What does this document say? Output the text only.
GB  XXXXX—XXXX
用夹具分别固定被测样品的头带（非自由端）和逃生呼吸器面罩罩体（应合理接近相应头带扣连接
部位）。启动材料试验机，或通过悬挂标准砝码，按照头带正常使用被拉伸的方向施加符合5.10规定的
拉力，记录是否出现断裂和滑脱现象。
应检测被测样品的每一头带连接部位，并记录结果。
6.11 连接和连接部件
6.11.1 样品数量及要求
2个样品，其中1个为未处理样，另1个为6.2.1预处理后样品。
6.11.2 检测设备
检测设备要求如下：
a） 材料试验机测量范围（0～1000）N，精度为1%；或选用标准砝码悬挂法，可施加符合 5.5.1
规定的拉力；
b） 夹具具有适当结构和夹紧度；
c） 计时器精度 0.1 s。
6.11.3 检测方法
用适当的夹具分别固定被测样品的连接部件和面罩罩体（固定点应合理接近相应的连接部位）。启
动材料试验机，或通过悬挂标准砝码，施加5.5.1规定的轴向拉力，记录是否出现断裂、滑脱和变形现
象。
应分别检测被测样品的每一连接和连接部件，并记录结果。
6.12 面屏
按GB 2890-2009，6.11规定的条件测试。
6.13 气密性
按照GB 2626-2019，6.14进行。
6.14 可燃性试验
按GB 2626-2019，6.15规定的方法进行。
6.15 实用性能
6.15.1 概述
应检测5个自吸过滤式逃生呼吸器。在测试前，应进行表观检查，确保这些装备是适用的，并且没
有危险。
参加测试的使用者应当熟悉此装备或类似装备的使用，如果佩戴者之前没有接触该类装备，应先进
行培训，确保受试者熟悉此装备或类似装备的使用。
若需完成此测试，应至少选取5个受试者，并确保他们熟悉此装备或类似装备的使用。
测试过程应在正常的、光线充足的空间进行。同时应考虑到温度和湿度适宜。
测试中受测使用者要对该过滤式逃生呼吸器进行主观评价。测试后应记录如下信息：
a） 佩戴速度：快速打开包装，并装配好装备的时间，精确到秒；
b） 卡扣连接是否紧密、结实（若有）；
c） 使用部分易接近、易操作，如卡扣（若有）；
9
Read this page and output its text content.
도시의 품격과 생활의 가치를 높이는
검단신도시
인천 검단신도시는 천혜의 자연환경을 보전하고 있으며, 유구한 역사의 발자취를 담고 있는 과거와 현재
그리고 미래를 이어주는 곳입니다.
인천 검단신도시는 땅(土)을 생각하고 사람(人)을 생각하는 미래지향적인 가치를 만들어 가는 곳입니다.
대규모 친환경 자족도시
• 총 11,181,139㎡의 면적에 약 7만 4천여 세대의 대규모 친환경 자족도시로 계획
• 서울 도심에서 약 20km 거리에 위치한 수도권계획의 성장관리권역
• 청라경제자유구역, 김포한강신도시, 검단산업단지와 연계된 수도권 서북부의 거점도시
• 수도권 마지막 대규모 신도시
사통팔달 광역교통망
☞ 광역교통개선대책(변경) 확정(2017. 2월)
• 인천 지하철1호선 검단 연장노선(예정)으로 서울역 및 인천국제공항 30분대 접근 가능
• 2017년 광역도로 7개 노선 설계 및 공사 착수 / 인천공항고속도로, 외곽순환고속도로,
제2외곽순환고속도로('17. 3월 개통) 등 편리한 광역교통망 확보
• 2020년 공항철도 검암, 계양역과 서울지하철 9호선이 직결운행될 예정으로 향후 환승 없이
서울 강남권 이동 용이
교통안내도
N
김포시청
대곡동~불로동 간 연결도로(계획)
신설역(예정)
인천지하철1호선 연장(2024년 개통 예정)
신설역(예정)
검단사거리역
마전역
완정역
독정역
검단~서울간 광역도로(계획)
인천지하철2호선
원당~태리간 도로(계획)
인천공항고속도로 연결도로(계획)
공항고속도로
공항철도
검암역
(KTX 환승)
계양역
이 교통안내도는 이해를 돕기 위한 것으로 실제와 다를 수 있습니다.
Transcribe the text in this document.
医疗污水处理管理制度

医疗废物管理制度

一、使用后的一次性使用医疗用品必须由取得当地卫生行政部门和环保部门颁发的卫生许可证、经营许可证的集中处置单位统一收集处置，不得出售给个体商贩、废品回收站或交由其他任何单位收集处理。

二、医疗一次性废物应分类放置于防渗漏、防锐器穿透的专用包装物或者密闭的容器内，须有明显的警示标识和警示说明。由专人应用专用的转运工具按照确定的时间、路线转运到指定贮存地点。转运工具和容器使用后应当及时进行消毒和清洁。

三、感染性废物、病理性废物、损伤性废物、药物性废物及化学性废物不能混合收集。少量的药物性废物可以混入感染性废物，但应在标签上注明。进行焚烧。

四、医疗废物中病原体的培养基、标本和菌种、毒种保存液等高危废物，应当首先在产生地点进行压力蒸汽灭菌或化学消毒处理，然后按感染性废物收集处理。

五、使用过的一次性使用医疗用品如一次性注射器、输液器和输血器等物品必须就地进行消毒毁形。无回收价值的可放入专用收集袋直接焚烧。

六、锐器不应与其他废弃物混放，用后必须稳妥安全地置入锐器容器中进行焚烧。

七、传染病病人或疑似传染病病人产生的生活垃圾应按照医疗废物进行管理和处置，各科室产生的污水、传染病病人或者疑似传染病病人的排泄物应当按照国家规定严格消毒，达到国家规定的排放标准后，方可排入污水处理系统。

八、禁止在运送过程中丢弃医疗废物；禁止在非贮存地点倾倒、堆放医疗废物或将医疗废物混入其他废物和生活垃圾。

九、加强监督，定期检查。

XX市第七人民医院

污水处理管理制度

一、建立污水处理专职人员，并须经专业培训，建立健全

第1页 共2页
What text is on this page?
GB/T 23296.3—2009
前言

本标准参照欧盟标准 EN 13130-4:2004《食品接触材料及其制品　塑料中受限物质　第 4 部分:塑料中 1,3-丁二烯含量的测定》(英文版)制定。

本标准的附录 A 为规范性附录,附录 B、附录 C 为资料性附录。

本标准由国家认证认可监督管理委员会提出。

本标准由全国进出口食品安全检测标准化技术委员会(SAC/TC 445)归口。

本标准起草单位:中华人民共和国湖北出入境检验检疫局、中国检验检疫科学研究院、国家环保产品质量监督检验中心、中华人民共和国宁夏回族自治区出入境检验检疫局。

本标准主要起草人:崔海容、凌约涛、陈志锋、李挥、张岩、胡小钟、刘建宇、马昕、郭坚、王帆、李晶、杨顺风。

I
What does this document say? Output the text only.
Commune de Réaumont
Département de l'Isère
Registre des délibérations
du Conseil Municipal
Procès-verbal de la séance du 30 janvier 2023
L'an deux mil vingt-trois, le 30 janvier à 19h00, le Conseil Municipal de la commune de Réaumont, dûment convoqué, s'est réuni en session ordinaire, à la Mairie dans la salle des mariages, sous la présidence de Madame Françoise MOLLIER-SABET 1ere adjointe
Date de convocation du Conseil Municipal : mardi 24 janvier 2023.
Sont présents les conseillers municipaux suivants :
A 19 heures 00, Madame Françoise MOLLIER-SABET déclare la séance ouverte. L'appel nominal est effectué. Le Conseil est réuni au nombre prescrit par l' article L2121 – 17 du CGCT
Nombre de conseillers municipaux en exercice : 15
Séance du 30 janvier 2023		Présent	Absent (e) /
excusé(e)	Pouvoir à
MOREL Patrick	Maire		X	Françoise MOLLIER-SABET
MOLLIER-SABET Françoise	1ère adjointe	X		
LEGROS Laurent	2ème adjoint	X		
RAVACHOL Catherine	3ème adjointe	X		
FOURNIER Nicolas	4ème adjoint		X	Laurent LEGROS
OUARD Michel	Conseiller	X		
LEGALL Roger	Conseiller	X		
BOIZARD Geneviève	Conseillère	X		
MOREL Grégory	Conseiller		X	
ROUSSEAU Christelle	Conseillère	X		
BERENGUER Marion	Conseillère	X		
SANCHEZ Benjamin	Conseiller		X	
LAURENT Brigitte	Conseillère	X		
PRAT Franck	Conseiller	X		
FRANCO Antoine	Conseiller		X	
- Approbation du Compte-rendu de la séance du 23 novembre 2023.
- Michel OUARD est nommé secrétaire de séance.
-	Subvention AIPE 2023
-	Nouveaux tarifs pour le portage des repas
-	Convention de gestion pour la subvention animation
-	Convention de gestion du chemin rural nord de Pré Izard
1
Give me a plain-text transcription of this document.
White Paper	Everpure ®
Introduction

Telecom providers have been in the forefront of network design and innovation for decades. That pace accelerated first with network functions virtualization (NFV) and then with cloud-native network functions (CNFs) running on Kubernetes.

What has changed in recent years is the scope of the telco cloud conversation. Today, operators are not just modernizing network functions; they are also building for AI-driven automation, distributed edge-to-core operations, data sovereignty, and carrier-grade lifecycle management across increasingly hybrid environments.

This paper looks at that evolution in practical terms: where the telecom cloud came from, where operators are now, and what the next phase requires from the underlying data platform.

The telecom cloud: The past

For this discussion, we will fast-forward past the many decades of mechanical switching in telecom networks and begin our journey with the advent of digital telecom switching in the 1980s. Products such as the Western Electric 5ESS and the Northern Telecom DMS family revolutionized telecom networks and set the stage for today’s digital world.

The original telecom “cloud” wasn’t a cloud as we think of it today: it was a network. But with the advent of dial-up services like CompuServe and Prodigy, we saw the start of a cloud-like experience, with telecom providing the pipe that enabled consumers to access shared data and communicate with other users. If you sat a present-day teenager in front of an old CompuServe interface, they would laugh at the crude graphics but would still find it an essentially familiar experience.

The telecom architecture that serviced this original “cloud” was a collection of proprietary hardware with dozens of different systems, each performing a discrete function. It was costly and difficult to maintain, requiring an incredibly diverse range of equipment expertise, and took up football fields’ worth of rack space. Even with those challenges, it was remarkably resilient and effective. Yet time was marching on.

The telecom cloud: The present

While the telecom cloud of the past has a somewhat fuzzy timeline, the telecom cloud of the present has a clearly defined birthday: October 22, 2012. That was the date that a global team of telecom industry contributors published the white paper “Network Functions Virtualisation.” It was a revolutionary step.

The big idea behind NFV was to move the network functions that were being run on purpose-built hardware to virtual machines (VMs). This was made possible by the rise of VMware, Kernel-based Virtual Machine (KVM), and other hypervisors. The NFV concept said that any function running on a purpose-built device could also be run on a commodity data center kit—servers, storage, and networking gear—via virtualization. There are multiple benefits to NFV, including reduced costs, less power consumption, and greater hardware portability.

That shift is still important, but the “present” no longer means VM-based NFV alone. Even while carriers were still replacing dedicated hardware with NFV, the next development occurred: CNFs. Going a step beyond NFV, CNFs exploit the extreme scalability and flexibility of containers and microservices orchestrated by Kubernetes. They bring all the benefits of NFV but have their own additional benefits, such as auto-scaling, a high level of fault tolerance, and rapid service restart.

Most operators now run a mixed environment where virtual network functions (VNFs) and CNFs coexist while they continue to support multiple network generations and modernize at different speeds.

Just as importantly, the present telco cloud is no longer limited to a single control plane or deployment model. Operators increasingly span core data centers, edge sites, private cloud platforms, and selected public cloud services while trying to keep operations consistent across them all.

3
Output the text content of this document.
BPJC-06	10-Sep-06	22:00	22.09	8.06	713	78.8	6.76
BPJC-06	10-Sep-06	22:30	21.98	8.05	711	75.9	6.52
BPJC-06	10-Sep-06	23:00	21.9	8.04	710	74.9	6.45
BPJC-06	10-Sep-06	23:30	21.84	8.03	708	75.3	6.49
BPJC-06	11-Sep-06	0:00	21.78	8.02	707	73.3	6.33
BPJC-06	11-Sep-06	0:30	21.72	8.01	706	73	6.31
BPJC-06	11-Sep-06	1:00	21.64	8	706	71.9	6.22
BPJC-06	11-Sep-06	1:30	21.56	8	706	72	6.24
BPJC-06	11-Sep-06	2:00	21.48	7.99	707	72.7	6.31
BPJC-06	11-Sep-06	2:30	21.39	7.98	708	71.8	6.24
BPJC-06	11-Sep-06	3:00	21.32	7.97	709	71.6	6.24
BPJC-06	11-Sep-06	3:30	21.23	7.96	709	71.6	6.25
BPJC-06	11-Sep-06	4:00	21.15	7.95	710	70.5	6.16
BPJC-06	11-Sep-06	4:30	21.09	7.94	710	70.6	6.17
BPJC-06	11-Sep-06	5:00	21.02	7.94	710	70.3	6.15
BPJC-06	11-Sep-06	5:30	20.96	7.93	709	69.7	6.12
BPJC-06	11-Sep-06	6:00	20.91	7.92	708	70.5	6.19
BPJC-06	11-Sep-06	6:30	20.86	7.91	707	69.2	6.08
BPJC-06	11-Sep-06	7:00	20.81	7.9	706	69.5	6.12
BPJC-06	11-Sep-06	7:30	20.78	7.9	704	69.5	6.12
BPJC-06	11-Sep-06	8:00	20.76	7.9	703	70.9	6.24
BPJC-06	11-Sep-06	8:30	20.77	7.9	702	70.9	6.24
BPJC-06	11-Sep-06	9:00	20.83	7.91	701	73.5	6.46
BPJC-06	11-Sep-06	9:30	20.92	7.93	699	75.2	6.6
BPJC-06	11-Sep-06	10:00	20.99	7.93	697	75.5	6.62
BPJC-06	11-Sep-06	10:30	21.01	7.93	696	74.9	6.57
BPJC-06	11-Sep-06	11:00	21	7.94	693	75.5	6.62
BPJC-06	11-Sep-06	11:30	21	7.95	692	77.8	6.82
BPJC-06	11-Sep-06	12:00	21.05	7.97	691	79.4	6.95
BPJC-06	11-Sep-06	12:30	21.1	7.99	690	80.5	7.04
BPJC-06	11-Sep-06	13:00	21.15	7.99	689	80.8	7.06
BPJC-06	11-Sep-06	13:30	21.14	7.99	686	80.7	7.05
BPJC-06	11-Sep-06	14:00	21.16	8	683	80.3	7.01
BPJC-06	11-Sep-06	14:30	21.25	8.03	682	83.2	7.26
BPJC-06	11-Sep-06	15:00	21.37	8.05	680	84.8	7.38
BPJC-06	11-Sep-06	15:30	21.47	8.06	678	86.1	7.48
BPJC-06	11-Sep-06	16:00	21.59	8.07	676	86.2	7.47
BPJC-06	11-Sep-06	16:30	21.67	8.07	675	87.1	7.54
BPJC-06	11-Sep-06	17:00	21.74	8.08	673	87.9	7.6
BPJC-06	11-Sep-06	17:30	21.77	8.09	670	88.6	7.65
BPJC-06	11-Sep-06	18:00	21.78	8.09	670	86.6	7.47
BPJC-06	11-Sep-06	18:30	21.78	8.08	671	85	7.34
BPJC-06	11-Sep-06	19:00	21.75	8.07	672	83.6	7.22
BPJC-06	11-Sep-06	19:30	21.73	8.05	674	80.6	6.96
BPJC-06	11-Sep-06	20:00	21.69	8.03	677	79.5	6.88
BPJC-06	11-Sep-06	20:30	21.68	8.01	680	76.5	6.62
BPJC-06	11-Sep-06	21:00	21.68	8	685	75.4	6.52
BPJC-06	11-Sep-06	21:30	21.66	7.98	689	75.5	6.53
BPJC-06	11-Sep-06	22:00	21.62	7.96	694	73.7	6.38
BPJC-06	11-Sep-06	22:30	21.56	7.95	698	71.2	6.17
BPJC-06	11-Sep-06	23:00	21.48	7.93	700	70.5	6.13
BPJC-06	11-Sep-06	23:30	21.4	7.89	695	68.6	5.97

|---|

## Stated goal
Select the lines that carry the string "Conseillère" and copy them.

## Result of this task
BOIZARD Geneviève	Conseillère	X		
ROUSSEAU Christelle	Conseillère	X		
BERENGUER Marion	Conseillère	X		
LAURENT Brigitte	Conseillère	X		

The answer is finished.